--- Work to be completed ---
Give the number of lines in this listing that contain the word "Home", and nothing else.

--- Entries provided ---
Begin
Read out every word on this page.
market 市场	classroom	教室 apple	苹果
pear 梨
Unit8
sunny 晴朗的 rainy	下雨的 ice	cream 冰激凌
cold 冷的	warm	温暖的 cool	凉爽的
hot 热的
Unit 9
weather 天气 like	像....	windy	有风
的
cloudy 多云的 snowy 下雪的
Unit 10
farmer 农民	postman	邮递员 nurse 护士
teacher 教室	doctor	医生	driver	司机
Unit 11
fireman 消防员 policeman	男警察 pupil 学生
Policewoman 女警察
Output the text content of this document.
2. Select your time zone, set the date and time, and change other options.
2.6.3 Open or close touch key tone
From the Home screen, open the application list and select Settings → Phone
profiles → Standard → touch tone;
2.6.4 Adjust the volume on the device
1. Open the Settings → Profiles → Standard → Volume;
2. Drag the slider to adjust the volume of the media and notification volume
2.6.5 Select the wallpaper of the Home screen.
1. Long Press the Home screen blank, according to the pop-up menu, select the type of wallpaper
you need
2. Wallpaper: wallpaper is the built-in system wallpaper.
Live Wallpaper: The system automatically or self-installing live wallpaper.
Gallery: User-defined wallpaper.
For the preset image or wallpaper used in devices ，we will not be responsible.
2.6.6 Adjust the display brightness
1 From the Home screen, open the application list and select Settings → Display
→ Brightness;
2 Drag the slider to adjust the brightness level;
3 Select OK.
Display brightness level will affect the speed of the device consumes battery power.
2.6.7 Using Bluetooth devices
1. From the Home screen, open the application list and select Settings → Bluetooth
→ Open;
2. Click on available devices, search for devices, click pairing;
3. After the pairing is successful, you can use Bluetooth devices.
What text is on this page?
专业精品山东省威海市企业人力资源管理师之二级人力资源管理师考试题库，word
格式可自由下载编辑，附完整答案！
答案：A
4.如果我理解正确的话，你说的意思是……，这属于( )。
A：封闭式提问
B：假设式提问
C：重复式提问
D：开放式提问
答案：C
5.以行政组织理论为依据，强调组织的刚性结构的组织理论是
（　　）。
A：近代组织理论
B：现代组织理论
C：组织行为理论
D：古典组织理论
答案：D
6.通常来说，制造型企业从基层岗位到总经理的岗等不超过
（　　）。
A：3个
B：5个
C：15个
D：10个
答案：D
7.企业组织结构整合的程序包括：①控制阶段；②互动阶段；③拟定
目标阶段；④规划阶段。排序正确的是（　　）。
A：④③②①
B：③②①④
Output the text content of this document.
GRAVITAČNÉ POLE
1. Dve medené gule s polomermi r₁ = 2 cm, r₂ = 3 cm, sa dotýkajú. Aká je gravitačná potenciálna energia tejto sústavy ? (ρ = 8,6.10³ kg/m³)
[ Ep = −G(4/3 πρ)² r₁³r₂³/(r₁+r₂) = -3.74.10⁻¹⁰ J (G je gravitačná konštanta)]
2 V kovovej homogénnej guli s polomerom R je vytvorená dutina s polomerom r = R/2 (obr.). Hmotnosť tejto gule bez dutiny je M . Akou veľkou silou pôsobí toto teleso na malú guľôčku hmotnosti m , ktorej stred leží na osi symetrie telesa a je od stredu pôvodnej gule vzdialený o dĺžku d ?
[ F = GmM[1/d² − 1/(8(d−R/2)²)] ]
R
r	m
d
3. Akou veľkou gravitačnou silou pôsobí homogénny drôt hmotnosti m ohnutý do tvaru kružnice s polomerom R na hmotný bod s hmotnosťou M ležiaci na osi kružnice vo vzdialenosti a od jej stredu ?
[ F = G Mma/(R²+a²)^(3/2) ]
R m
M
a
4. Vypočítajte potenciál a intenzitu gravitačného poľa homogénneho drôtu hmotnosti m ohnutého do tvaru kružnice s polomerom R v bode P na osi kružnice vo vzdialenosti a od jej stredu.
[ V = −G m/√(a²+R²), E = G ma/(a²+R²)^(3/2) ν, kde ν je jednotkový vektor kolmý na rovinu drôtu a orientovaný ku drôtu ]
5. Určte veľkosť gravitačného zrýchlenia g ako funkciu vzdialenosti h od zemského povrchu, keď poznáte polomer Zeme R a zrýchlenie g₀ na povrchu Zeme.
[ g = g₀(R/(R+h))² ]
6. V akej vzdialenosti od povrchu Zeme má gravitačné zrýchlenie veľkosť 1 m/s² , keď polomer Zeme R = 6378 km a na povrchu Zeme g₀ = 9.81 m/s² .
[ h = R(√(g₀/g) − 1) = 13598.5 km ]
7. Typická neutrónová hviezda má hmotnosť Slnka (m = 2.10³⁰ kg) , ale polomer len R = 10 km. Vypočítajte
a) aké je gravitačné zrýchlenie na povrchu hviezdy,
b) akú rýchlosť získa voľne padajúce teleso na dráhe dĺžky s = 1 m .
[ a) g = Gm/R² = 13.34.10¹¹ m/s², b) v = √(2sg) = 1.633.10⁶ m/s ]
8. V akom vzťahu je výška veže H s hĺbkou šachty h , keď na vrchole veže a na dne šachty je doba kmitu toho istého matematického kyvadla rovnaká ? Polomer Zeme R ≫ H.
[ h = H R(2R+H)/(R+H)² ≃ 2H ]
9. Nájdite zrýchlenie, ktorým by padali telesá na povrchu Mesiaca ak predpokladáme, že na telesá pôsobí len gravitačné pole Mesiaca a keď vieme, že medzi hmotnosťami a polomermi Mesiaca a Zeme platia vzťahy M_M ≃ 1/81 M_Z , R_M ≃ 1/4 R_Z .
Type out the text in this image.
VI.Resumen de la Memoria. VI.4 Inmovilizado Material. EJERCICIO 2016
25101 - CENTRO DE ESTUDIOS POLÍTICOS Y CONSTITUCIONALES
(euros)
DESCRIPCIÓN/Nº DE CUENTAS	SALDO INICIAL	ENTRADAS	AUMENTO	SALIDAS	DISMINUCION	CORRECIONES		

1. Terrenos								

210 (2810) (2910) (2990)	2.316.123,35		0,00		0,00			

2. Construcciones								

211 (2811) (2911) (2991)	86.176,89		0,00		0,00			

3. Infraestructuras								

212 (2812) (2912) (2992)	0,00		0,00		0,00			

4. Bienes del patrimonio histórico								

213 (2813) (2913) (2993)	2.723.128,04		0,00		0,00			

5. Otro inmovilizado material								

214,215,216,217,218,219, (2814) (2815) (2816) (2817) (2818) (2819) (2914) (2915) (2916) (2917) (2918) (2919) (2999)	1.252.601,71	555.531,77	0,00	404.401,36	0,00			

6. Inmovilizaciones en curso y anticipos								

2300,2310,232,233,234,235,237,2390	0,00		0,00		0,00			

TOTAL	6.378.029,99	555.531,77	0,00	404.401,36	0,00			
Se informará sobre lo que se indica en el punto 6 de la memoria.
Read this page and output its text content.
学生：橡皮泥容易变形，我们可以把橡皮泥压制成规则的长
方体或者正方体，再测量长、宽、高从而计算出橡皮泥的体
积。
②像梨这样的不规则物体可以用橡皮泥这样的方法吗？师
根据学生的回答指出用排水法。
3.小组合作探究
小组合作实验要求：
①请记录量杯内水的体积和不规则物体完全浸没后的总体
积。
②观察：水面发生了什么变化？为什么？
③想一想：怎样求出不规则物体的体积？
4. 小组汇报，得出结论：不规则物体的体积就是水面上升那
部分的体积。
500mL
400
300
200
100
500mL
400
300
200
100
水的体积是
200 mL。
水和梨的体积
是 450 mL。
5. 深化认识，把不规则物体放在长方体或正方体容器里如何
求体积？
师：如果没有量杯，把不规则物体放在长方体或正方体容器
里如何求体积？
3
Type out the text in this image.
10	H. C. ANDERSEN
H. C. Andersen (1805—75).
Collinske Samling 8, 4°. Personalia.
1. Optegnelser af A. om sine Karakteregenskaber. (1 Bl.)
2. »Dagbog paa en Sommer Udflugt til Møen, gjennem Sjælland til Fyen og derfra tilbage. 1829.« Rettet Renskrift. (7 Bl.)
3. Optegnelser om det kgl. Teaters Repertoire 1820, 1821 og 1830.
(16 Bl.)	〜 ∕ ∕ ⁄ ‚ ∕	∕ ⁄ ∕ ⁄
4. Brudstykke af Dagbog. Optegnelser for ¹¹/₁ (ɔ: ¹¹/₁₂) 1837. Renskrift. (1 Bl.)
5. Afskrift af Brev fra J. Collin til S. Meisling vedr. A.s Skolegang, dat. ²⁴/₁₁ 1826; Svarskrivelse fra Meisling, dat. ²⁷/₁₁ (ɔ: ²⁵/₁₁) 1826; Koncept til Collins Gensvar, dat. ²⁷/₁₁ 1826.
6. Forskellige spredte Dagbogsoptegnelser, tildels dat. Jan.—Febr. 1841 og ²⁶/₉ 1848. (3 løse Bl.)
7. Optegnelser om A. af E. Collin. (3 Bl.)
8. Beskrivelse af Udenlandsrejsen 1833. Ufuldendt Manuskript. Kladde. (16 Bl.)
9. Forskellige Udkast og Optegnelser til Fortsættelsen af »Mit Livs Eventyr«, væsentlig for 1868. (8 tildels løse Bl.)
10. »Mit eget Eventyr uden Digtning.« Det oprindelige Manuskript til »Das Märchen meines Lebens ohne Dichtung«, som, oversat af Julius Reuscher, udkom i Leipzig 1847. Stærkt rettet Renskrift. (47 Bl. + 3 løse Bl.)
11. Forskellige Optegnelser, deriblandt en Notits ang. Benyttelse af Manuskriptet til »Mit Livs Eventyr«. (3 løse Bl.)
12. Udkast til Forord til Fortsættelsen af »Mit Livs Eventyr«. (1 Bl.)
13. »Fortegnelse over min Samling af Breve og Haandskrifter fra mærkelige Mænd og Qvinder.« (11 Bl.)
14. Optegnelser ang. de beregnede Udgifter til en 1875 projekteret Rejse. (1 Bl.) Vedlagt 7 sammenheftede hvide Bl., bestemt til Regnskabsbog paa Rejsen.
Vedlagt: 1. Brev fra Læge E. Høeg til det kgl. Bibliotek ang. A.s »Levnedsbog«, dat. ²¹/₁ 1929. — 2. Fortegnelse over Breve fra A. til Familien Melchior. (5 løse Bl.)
End
--- Worked answer ---
5